> DIRECTION: Write each line out exactly, leaving none out.

─── DATA PROVIDED ───

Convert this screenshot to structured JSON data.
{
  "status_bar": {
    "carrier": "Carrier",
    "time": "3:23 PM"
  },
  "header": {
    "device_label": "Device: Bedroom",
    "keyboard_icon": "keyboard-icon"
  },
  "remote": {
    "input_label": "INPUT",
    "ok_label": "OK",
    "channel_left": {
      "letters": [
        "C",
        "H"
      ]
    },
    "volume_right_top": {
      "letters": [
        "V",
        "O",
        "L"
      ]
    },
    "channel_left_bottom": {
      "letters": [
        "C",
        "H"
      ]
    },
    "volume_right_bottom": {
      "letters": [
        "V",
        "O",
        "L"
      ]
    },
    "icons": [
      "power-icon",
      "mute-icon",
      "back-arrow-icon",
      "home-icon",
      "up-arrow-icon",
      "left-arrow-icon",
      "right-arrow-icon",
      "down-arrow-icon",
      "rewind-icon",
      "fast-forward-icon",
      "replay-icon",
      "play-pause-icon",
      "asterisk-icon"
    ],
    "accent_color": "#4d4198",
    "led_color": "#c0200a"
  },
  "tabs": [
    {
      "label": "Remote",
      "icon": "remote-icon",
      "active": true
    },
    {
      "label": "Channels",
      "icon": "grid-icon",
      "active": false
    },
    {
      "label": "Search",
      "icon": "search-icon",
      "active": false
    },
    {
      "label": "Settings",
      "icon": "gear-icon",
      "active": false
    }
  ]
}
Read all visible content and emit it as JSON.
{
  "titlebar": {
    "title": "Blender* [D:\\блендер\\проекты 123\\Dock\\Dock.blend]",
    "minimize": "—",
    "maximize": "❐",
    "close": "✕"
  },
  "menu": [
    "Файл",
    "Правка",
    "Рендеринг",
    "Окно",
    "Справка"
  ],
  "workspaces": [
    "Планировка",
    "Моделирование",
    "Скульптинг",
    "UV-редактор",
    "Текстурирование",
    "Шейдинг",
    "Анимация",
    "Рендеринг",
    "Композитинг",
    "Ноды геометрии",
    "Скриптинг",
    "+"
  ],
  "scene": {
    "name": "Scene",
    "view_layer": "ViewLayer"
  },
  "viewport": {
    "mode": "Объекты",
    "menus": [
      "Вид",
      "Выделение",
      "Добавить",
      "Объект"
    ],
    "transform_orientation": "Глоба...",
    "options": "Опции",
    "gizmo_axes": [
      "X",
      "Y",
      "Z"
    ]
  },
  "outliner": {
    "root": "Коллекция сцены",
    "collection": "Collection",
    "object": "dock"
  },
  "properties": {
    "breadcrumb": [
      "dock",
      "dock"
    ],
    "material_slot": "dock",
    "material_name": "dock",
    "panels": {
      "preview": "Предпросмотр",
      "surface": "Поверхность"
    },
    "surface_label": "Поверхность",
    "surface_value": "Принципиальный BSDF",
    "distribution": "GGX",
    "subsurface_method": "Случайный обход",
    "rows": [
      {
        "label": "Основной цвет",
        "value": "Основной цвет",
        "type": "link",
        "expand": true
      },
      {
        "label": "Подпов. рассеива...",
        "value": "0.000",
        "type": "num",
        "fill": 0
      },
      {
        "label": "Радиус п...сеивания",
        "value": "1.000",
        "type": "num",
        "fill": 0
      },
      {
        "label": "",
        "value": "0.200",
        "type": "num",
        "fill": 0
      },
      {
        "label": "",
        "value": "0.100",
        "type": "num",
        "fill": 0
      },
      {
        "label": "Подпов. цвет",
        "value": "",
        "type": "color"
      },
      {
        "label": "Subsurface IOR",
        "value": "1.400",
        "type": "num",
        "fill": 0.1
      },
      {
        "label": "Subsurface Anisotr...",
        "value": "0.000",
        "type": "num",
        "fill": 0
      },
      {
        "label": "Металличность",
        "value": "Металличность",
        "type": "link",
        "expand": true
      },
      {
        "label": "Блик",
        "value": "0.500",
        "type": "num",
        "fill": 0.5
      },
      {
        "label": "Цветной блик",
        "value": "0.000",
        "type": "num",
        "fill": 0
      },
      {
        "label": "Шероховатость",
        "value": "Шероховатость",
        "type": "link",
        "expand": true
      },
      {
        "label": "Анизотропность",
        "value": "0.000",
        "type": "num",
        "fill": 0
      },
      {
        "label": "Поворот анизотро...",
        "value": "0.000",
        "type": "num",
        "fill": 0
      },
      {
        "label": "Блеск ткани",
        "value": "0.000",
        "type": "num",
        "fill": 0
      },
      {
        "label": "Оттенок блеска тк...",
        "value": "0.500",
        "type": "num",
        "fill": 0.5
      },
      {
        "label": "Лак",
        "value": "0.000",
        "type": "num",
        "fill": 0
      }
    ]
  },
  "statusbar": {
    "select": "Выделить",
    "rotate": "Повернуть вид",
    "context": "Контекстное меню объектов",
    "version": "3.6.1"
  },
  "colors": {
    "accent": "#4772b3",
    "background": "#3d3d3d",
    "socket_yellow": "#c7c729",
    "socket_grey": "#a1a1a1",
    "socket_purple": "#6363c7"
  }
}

───

> ANSWER TO THIS TASK:
Convert this screenshot to structured JSON data.
{
  "status_bar": {
    "carrier": "Carrier",
    "time": "3:23 PM"
  },
  "header": {
    "device_label": "Device: Bedroom",
    "keyboard_icon": "keyboard-icon"
  },
  "remote": {
    "input_label": "INPUT",
    "ok_label": "OK",
    "channel_left": {
      "letters": [
        "C",
        "H"
      ]
    },
    "volume_right_top": {
      "letters": [
        "V",
        "O",
        "L"
      ]
    },
    "channel_left_bottom": {
      "letters": [
        "C",
        "H"
      ]
    },
    "volume_right_bottom": {
      "letters": [
        "V",
        "O",
        "L"
      ]
    },
    "icons": [
      "power-icon",
      "mute-icon",
      "back-arrow-icon",
      "home-icon",
      "up-arrow-icon",
      "left-arrow-icon",
      "right-arrow-icon",
      "down-arrow-icon",
      "rewind-icon",
      "fast-forward-icon",
      "replay-icon",
      "play-pause-icon",
      "asterisk-icon"
    ],
    "accent_color": "#4d4198",
    "led_color": "#c0200a"
  },
  "tabs": [
    {
      "label": "Remote",
      "icon": "remote-icon",
      "active": true
    },
    {
      "label": "Channels",
      "icon": "grid-icon",
      "active": false
    },
    {
      "label": "Search",
      "icon": "search-icon",
      "active": false
    },
    {
      "label": "Settings",
      "icon": "gear-icon",
      "active": false
    }
  ]
}
Read all visible content and emit it as JSON.
{
  "titlebar": {
    "title": "Blender* [D:\\блендер\\проекты 123\\Dock\\Dock.blend]",
    "minimize": "—",
    "maximize": "❐",
    "close": "✕"
  },
  "menu": [
    "Файл",
    "Правка",
    "Рендеринг",
    "Окно",
    "Справка"
  ],
  "workspaces": [
    "Планировка",
    "Моделирование",
    "Скульптинг",
    "UV-редактор",
    "Текстурирование",
    "Шейдинг",
    "Анимация",
    "Рендеринг",
    "Композитинг",
    "Ноды геометрии",
    "Скриптинг",
    "+"
  ],
  "scene": {
    "name": "Scene",
    "view_layer": "ViewLayer"
  },
  "viewport": {
    "mode": "Объекты",
    "menus": [
      "Вид",
      "Выделение",
      "Добавить",
      "Объект"
    ],
    "transform_orientation": "Глоба...",
    "options": "Опции",
    "gizmo_axes": [
      "X",
      "Y",
      "Z"
    ]
  },
  "outliner": {
    "root": "Коллекция сцены",
    "collection": "Collection",
    "object": "dock"
  },
  "properties": {
    "breadcrumb": [
      "dock",
      "dock"
    ],
    "material_slot": "dock",
    "material_name": "dock",
    "panels": {
      "preview": "Предпросмотр",
      "surface": "Поверхность"
    },
    "surface_label": "Поверхность",
    "surface_value": "Принципиальный BSDF",
    "distribution": "GGX",
    "subsurface_method": "Случайный обход",
    "rows": [
      {
        "label": "Основной цвет",
        "value": "Основной цвет",
        "type": "link",
        "expand": true
      },
      {
        "label": "Подпов. рассеива...",
        "value": "0.000",
        "type": "num",
        "fill": 0
      },
      {
        "label": "Радиус п...сеивания",
        "value": "1.000",
        "type": "num",
        "fill": 0
      },
      {
        "label": "",
        "value": "0.200",
        "type": "num",
        "fill": 0
      },
      {
        "label": "",
        "value": "0.100",
        "type": "num",
        "fill": 0
      },
      {
        "label": "Подпов. цвет",
        "value": "",
        "type": "color"
      },
      {
        "label": "Subsurface IOR",
        "value": "1.400",
        "type": "num",
        "fill": 0.1
      },
      {
        "label": "Subsurface Anisotr...",
        "value": "0.000",
        "type": "num",
        "fill": 0
      },
      {
        "label": "Металличность",
        "value": "Металличность",
        "type": "link",
        "expand": true
      },
      {
        "label": "Блик",
        "value": "0.500",
        "type": "num",
        "fill": 0.5
      },
      {
        "label": "Цветной блик",
        "value": "0.000",
        "type": "num",
        "fill": 0
      },
      {
        "label": "Шероховатость",
        "value": "Шероховатость",
        "type": "link",
        "expand": true
      },
      {
        "label": "Анизотропность",
        "value": "0.000",
        "type": "num",
        "fill": 0
      },
      {
        "label": "Поворот анизотро...",
        "value": "0.000",
        "type": "num",
        "fill": 0
      },
      {
        "label": "Блеск ткани",
        "value": "0.000",
        "type": "num",
        "fill": 0
      },
      {
        "label": "Оттенок блеска тк...",
        "value": "0.500",
        "type": "num",
        "fill": 0.5
      },
      {
        "label": "Лак",
        "value": "0.000",
        "type": "num",
        "fill": 0
      }
    ]
  },
  "statusbar": {
    "select": "Выделить",
    "rotate": "Повернуть вид",
    "context": "Контекстное меню объектов",
    "version": "3.6.1"
  },
  "colors": {
    "accent": "#4772b3",
    "background": "#3d3d3d",
    "socket_yellow": "#c7c729",
    "socket_grey": "#a1a1a1",
    "socket_purple": "#6363c7"
  }
}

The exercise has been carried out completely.